## Start Record extracts

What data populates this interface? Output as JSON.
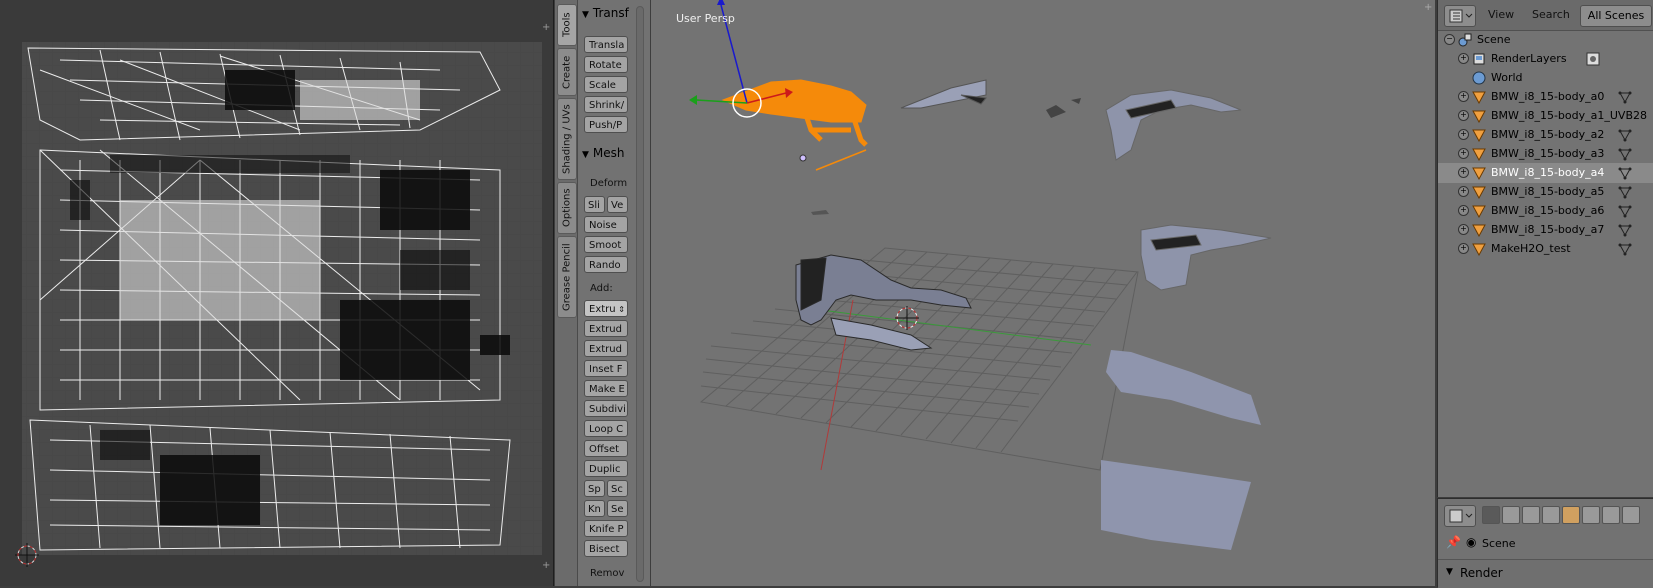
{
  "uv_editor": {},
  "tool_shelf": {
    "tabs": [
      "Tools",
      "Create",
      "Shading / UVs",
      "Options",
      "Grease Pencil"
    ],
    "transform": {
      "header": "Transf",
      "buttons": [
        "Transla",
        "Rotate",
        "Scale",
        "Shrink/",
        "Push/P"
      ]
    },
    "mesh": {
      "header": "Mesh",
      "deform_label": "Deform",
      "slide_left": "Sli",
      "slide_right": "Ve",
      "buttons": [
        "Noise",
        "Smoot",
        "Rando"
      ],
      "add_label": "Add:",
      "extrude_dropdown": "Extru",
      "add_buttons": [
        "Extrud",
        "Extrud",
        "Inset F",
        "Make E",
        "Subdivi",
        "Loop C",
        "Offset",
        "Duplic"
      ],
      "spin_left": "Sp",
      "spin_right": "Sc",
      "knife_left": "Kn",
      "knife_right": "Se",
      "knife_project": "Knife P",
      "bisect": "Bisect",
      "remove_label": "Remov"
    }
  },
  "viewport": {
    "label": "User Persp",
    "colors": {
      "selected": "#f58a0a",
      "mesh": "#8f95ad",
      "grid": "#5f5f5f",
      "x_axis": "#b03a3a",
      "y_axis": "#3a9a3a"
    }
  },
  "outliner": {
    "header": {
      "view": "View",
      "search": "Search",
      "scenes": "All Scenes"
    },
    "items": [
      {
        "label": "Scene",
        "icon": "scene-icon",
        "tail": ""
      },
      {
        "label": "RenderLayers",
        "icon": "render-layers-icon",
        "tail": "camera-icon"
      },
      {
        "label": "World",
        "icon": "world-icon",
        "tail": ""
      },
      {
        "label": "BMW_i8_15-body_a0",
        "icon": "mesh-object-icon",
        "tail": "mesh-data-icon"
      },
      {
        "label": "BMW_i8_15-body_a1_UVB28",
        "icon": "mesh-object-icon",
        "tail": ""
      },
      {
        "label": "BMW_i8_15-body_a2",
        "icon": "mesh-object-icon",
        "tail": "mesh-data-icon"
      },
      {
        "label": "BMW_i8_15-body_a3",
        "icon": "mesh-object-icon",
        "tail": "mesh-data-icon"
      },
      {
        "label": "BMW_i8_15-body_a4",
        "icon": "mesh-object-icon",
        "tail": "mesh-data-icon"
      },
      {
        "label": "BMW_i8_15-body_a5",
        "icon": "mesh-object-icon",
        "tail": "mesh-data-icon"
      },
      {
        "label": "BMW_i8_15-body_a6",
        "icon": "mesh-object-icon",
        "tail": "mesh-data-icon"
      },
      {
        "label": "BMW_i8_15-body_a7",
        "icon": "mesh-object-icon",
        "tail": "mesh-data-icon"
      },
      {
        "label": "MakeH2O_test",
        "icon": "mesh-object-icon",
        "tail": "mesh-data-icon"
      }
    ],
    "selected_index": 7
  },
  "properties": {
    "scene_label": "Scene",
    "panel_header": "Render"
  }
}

## End Record extracts
## Start Record extracts

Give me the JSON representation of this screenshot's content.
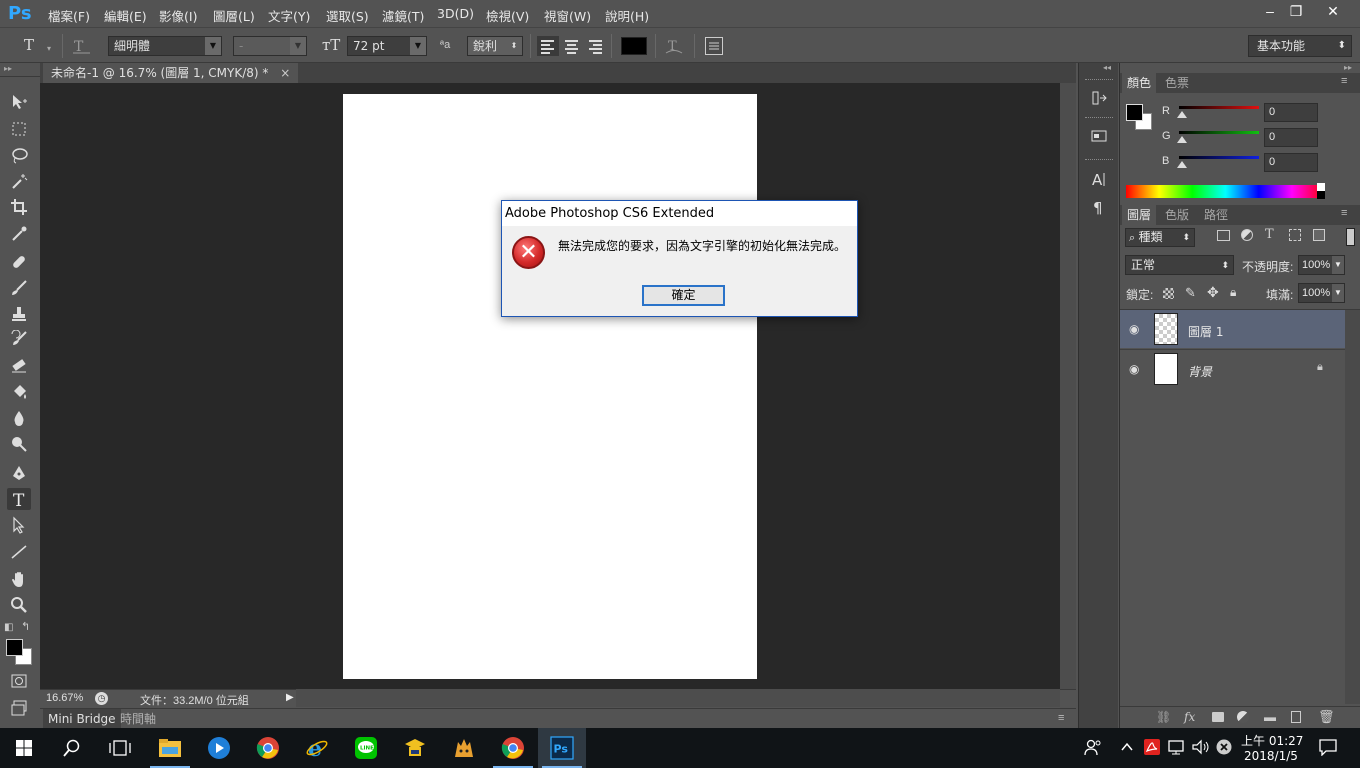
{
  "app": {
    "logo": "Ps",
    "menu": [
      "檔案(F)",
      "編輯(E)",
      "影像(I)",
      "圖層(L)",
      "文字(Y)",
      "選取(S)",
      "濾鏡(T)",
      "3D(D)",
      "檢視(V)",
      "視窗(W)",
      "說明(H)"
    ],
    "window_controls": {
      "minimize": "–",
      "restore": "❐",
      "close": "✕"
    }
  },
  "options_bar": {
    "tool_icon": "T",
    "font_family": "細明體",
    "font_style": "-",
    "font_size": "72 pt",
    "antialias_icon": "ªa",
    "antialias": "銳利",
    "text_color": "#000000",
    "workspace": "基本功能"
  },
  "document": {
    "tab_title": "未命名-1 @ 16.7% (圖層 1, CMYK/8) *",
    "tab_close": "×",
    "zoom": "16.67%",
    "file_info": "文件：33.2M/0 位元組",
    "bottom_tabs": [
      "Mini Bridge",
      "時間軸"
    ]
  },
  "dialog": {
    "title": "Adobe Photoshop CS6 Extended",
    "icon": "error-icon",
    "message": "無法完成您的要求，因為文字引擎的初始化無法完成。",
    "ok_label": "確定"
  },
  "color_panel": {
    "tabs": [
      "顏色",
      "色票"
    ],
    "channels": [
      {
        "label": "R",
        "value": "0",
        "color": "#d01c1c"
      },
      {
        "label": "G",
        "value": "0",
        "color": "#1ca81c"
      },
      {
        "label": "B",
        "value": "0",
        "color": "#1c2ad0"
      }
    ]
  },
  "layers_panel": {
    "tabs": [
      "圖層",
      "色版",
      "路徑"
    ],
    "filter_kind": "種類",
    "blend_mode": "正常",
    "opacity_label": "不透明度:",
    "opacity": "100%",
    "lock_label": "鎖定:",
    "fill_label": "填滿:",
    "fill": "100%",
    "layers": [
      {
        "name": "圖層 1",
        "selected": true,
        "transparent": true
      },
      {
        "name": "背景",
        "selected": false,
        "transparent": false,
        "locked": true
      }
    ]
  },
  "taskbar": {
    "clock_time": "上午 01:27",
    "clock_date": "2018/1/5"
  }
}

## End Record extracts
## Start Record extracts

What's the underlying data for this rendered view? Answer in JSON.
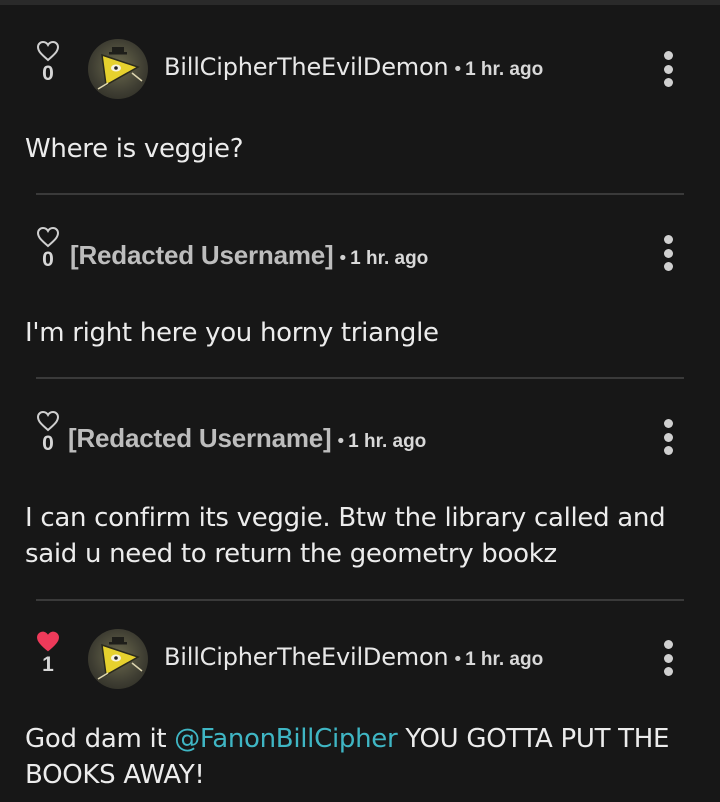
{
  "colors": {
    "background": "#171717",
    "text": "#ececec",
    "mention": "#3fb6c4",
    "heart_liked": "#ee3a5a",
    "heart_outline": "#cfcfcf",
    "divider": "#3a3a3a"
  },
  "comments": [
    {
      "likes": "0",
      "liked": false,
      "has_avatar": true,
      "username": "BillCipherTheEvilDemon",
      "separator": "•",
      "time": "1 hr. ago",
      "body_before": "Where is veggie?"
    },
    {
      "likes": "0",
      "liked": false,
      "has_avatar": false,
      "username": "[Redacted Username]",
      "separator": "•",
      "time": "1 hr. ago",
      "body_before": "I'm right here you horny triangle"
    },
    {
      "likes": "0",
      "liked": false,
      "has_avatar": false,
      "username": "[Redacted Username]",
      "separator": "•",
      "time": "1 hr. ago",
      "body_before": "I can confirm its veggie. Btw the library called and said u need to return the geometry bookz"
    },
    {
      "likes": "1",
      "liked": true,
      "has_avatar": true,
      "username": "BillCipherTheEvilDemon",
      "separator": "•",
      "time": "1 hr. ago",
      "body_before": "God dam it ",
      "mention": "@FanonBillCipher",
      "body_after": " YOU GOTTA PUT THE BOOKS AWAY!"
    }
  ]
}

## End Record extracts

List all lines above in which the string "this" appears.

What data populates this interface? Output as JSON.
Give me the JSON representation of this screenshot's content.
What's the underlying data for this rendered view? Answer in JSON.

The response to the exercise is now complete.